> **Direction**:
All of the lines below are to be printed again exactly; images are excluded from the output.

> **Provided entries**:

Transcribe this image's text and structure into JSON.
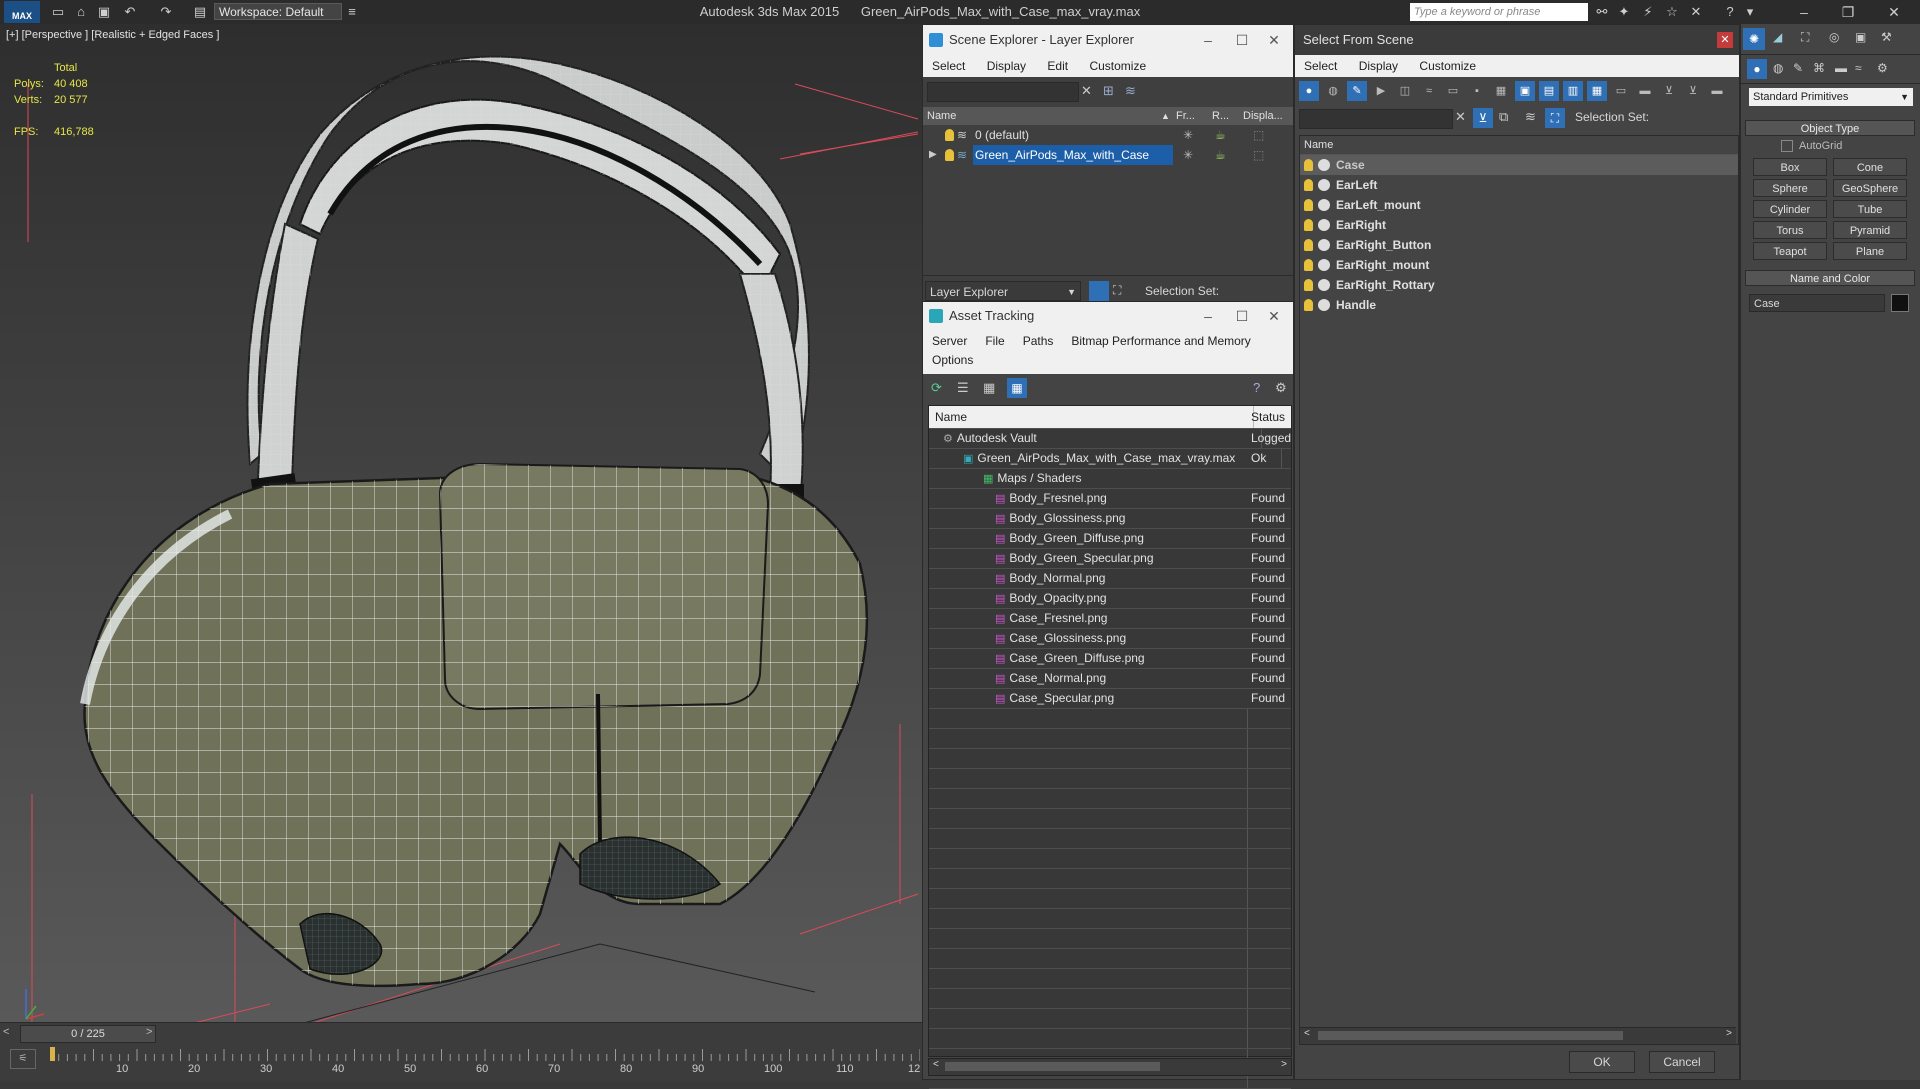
{
  "titlebar": {
    "logo": "MAX",
    "workspace": "Workspace: Default",
    "app_name": "Autodesk 3ds Max  2015",
    "file_name": "Green_AirPods_Max_with_Case_max_vray.max",
    "search_placeholder": "Type a keyword or phrase"
  },
  "viewport": {
    "label": "[+] [Perspective ] [Realistic + Edged Faces ]",
    "stats": {
      "total_label": "Total",
      "polys_label": "Polys:",
      "polys": "40 408",
      "verts_label": "Verts:",
      "verts": "20 577",
      "fps_label": "FPS:",
      "fps": "416,788"
    }
  },
  "timeline": {
    "frame": "0 / 225",
    "ticks": [
      "10",
      "20",
      "30",
      "40",
      "50",
      "60",
      "70",
      "80",
      "90",
      "100",
      "110",
      "12"
    ]
  },
  "scene_explorer": {
    "title": "Scene Explorer - Layer Explorer",
    "menu": [
      "Select",
      "Display",
      "Edit",
      "Customize"
    ],
    "columns": [
      "Name",
      "Fr...",
      "R...",
      "Displa..."
    ],
    "rows": [
      "0 (default)",
      "Green_AirPods_Max_with_Case"
    ],
    "footer_dropdown": "Layer Explorer",
    "selection_set_label": "Selection Set:"
  },
  "asset_tracking": {
    "title": "Asset Tracking",
    "menu": [
      "Server",
      "File",
      "Paths",
      "Bitmap Performance and Memory"
    ],
    "menu2": "Options",
    "columns": [
      "Name",
      "Status"
    ],
    "rows": [
      {
        "name": "Autodesk Vault",
        "status": "Logged",
        "indent": 1
      },
      {
        "name": "Green_AirPods_Max_with_Case_max_vray.max",
        "status": "Ok",
        "indent": 2
      },
      {
        "name": "Maps / Shaders",
        "status": "",
        "indent": 3
      },
      {
        "name": "Body_Fresnel.png",
        "status": "Found",
        "indent": 4
      },
      {
        "name": "Body_Glossiness.png",
        "status": "Found",
        "indent": 4
      },
      {
        "name": "Body_Green_Diffuse.png",
        "status": "Found",
        "indent": 4
      },
      {
        "name": "Body_Green_Specular.png",
        "status": "Found",
        "indent": 4
      },
      {
        "name": "Body_Normal.png",
        "status": "Found",
        "indent": 4
      },
      {
        "name": "Body_Opacity.png",
        "status": "Found",
        "indent": 4
      },
      {
        "name": "Case_Fresnel.png",
        "status": "Found",
        "indent": 4
      },
      {
        "name": "Case_Glossiness.png",
        "status": "Found",
        "indent": 4
      },
      {
        "name": "Case_Green_Diffuse.png",
        "status": "Found",
        "indent": 4
      },
      {
        "name": "Case_Normal.png",
        "status": "Found",
        "indent": 4
      },
      {
        "name": "Case_Specular.png",
        "status": "Found",
        "indent": 4
      }
    ]
  },
  "select_from_scene": {
    "title": "Select From Scene",
    "menu": [
      "Select",
      "Display",
      "Customize"
    ],
    "selection_set_label": "Selection Set:",
    "column": "Name",
    "objects": [
      "Case",
      "EarLeft",
      "EarLeft_mount",
      "EarRight",
      "EarRight_Button",
      "EarRight_mount",
      "EarRight_Rottary",
      "Handle"
    ],
    "ok": "OK",
    "cancel": "Cancel"
  },
  "command_panel": {
    "dropdown": "Standard Primitives",
    "object_type": "Object Type",
    "autogrid": "AutoGrid",
    "buttons": [
      "Box",
      "Cone",
      "Sphere",
      "GeoSphere",
      "Cylinder",
      "Tube",
      "Torus",
      "Pyramid",
      "Teapot",
      "Plane"
    ],
    "name_and_color": "Name and Color",
    "name_value": "Case",
    "object_color": "#111111"
  },
  "colors": {
    "selection_blue": "#1c5ea8",
    "stats_yellow": "#e6e647",
    "mesh_green": "#6f7259"
  }
}
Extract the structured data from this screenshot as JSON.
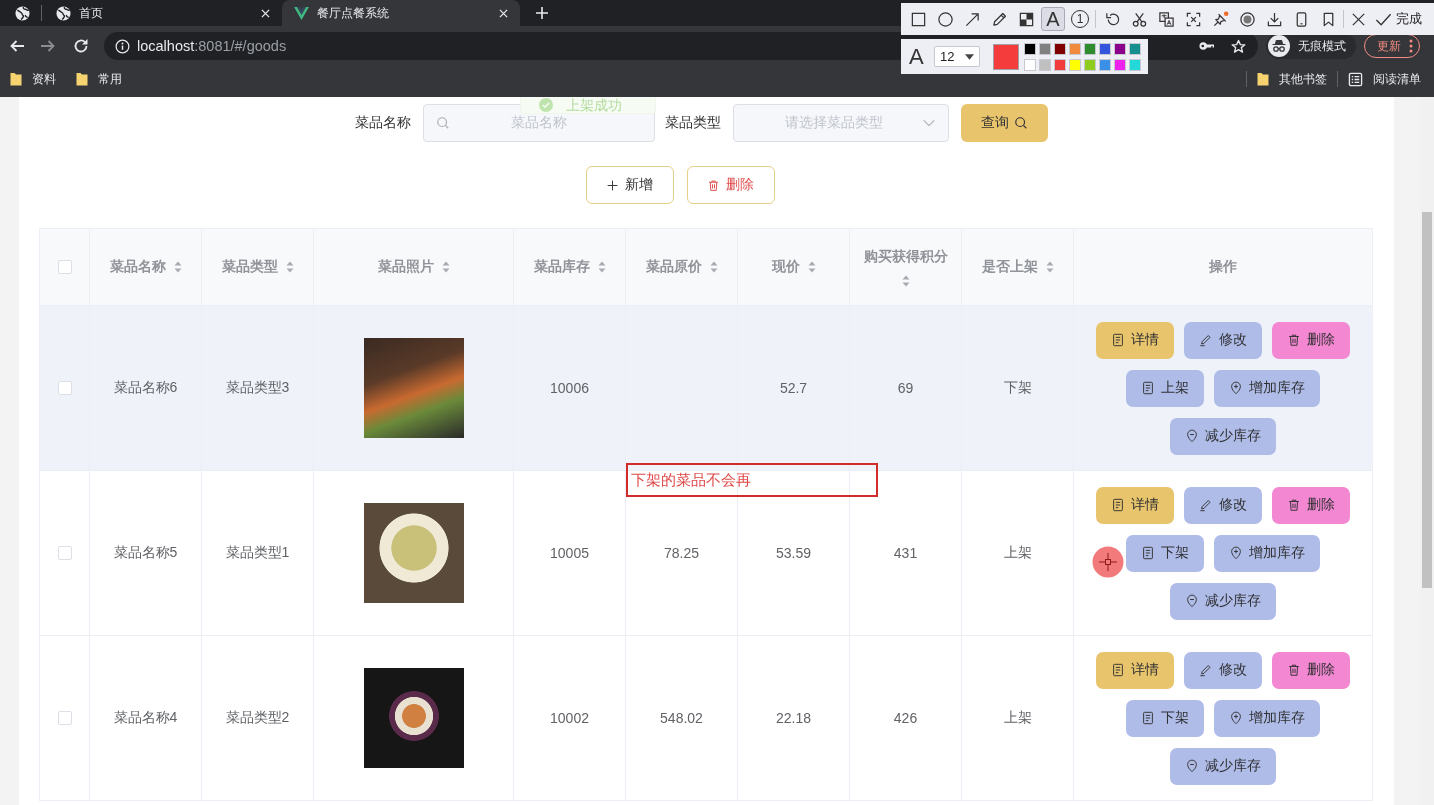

> **Final answer**:
Transcribe this image's text and structure into JSON.
{
  "titlebar": {
    "logo": "MAX",
    "workspace": "Workspace: Default",
    "app_name": "Autodesk 3ds Max  2015",
    "file_name": "Green_AirPods_Max_with_Case_max_vray.max",
    "search_placeholder": "Type a keyword or phrase"
  },
  "viewport": {
    "label": "[+] [Perspective ] [Realistic + Edged Faces ]",
    "stats": {
      "total_label": "Total",
      "polys_label": "Polys:",
      "polys": "40 408",
      "verts_label": "Verts:",
      "verts": "20 577",
      "fps_label": "FPS:",
      "fps": "416,788"
    }
  },
  "timeline": {
    "frame": "0 / 225",
    "ticks": [
      "10",
      "20",
      "30",
      "40",
      "50",
      "60",
      "70",
      "80",
      "90",
      "100",
      "110",
      "12"
    ]
  },
  "scene_explorer": {
    "title": "Scene Explorer - Layer Explorer",
    "menu": [
      "Select",
      "Display",
      "Edit",
      "Customize"
    ],
    "columns": [
      "Name",
      "Fr...",
      "R...",
      "Displa..."
    ],
    "rows": [
      "0 (default)",
      "Green_AirPods_Max_with_Case"
    ],
    "footer_dropdown": "Layer Explorer",
    "selection_set_label": "Selection Set:"
  },
  "asset_tracking": {
    "title": "Asset Tracking",
    "menu": [
      "Server",
      "File",
      "Paths",
      "Bitmap Performance and Memory"
    ],
    "menu2": "Options",
    "columns": [
      "Name",
      "Status"
    ],
    "rows": [
      {
        "name": "Autodesk Vault",
        "status": "Logged",
        "indent": 1
      },
      {
        "name": "Green_AirPods_Max_with_Case_max_vray.max",
        "status": "Ok",
        "indent": 2
      },
      {
        "name": "Maps / Shaders",
        "status": "",
        "indent": 3
      },
      {
        "name": "Body_Fresnel.png",
        "status": "Found",
        "indent": 4
      },
      {
        "name": "Body_Glossiness.png",
        "status": "Found",
        "indent": 4
      },
      {
        "name": "Body_Green_Diffuse.png",
        "status": "Found",
        "indent": 4
      },
      {
        "name": "Body_Green_Specular.png",
        "status": "Found",
        "indent": 4
      },
      {
        "name": "Body_Normal.png",
        "status": "Found",
        "indent": 4
      },
      {
        "name": "Body_Opacity.png",
        "status": "Found",
        "indent": 4
      },
      {
        "name": "Case_Fresnel.png",
        "status": "Found",
        "indent": 4
      },
      {
        "name": "Case_Glossiness.png",
        "status": "Found",
        "indent": 4
      },
      {
        "name": "Case_Green_Diffuse.png",
        "status": "Found",
        "indent": 4
      },
      {
        "name": "Case_Normal.png",
        "status": "Found",
        "indent": 4
      },
      {
        "name": "Case_Specular.png",
        "status": "Found",
        "indent": 4
      }
    ]
  },
  "select_from_scene": {
    "title": "Select From Scene",
    "menu": [
      "Select",
      "Display",
      "Customize"
    ],
    "selection_set_label": "Selection Set:",
    "column": "Name",
    "objects": [
      "Case",
      "EarLeft",
      "EarLeft_mount",
      "EarRight",
      "EarRight_Button",
      "EarRight_mount",
      "EarRight_Rottary",
      "Handle"
    ],
    "ok": "OK",
    "cancel": "Cancel"
  },
  "command_panel": {
    "dropdown": "Standard Primitives",
    "object_type": "Object Type",
    "autogrid": "AutoGrid",
    "buttons": [
      "Box",
      "Cone",
      "Sphere",
      "GeoSphere",
      "Cylinder",
      "Tube",
      "Torus",
      "Pyramid",
      "Teapot",
      "Plane"
    ],
    "name_and_color": "Name and Color",
    "name_value": "Case",
    "object_color": "#111111"
  },
  "colors": {
    "selection_blue": "#1c5ea8",
    "stats_yellow": "#e6e647",
    "mesh_green": "#6f7259"
  }
}
Extract the structured data from this screenshot as JSON.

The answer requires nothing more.